··· Selected passage

# September Stock Tipping Competition Entry Thread!



## Joe Blow (27 August 2006)

Well it seems that August has done a disappearing trick, and September is almost upon us! Time to start thinking about next month's stock tipping competition. As we head into the final week of the August competition stop_the_clock is out in front on the surprise leader *LVL* with an 81.82% return this month so far. Rounding out the top three is noirua with *UXA* (24.19%) and imajica with *MAR* (23.08%).

The September stock tipping competition is sponored by Otrader portfolio management software. Otrader 4.1 is a streamlined, easy-to-use portfolio management tool for stock, option, warrant, future and CFD traders. The new features in Otrader 4.1 allow you go way beyond your standard excel spread sheets by giving you advanced reporting and trade analysis. Trial it free for 20 days.

*Lets quickly recap the rules:

1. You MUST have at least a minimum of 10 posts AND an average of at least 0.30 posts per day to enter. You can see your posts per day average by clicking on your user name and viewing your public profile... your average is displayed right next to your 'total posts'.

2. Each entrant may choose one ASX listed stock. Stocks with a price of less than $0.01 are ineligible for the competition.

······
··· Raw data

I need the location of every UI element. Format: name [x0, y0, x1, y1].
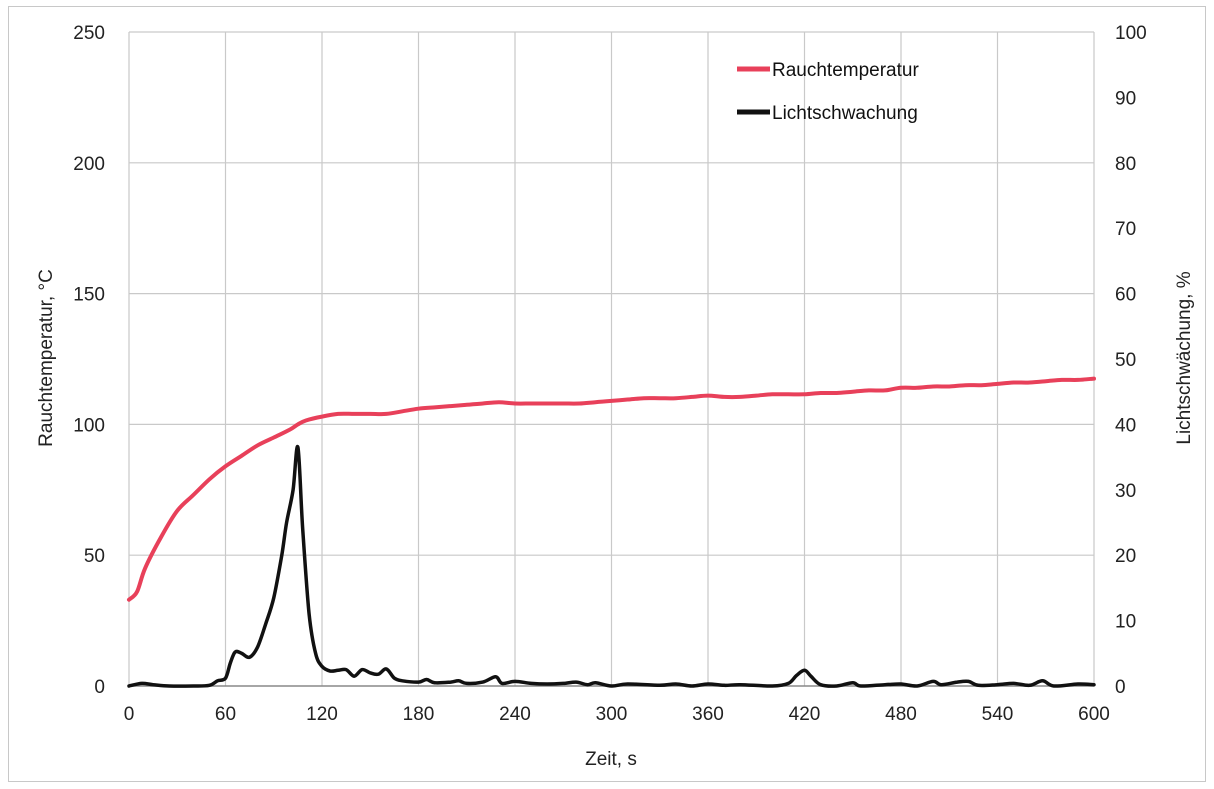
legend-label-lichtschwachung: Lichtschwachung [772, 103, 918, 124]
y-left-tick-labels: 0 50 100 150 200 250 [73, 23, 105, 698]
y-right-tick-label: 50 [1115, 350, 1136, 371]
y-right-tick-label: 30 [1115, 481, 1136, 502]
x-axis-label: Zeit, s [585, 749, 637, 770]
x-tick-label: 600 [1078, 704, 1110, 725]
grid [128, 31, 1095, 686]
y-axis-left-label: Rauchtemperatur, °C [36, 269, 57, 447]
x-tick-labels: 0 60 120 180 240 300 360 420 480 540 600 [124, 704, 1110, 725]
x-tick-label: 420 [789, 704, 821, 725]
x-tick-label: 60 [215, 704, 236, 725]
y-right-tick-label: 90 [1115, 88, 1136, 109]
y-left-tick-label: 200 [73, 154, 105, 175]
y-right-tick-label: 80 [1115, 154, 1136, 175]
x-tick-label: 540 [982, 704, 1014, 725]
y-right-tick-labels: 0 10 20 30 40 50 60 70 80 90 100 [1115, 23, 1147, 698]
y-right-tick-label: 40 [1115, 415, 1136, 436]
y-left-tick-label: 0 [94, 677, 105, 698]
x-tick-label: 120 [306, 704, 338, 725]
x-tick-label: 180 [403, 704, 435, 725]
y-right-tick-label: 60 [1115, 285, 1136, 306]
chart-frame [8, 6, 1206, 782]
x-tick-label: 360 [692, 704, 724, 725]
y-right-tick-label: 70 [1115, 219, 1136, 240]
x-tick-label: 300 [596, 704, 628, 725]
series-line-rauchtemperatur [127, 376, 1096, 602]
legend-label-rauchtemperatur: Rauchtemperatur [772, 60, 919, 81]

······

Directions.
#1 In the competition thread, swap "August" for "July" and give the passage from "## Joe Blow" up to and including "for 20 days.".
#2 According to the competition thread, who leads the August competition, and with which stock and return?
#3 Please take the competition thread further, picking up after its last sentence.
The data above stands apart from the competition thread.

Outputs.
#1
## Joe Blow (27 July 2006)

Well it seems that July has done a disappearing trick, and September is almost upon us! Time to start thinking about next month's stock tipping competition. As we head into the final week of the July competition stop_the_clock is out in front on the surprise leader *LVL* with an 81.82% return this month so far. Rounding out the top three is noirua with *UXA* (24.19%) and imajica with *MAR* (23.08%).

The September stock tipping competition is sponored by Otrader portfolio management software. Otrader 4.1 is a streamlined, easy-to-use portfolio management tool for stock, option, warrant, future and CFD traders. The new features in Otrader 4.1 allow you go way beyond your standard excel spread sheets by giving you advanced reporting and trade analysis. Trial it free for 20 days.

#2 stop_the_clock leads with LVL, at an 81.82% return so far this month.

#3
3. The winner is the person whose selected stock performs the best in percentage terms between September 1 and September 30.*

The first placegetter will receive a year's subscription to their choice of either AFR Smart Investor, Money or Your Trading Edge magazine (or $50 cash). The second placegetter will receive the runner up prize of $25 cash.

You have until midnight on August 31 to enter.

Those who qualify, please post your entries in this thread. Remember, once you have selected your stock, you CANNOT change it for any reason.

Good luck to all entrants!


----------



## imajica (27 August 2006)

I'll have AGS    thanks


----------



## Bomba (27 August 2006)

BMO thanx


----------



## sam76 (27 August 2006)

it's going to be a big month for MSC.

MSC please


----------



## nizar (27 August 2006)

i reckon EVE is just about due for a run


----------



## scsl (28 August 2006)

CDU thanks


----------



## NettAssets (28 August 2006)

HTE this month thanks Joe


----------



## noirua (28 August 2006)

UXA again this month - thanks


----------



## kevro (28 August 2006)

RDS thanxs Joe


----------



## the_godfather4 (28 August 2006)

Something's gotta give on *IMP * this month......


----------



## stockmaster (28 August 2006)

i'll take CQT fanx


----------



## 123enen (28 August 2006)

SEN please joe


----------



## doctorj (28 August 2006)

*lacking creativity*

FAR please boss.


----------



## 3 veiws of a secret (28 August 2006)

mbp


----------



## Makavel (28 August 2006)

rds thanks joe


----------



## Sean K (28 August 2006)

AEX thanks Joe.


----------



## Joe Blow (28 August 2006)

Makavel said:
			
		

> rds thanks joe




Kevro has already selected RDS.


----------



## CanOz (28 August 2006)

Please put me down for KZL.

Many thanks.


----------



## Happy (28 August 2006)

BLT


----------



## krisbarry (28 August 2006)

LVL, thanks


----------



## sandik17 (28 August 2006)

ENG for me please...when are those results going to come thru!!


----------



## RichKid (28 August 2006)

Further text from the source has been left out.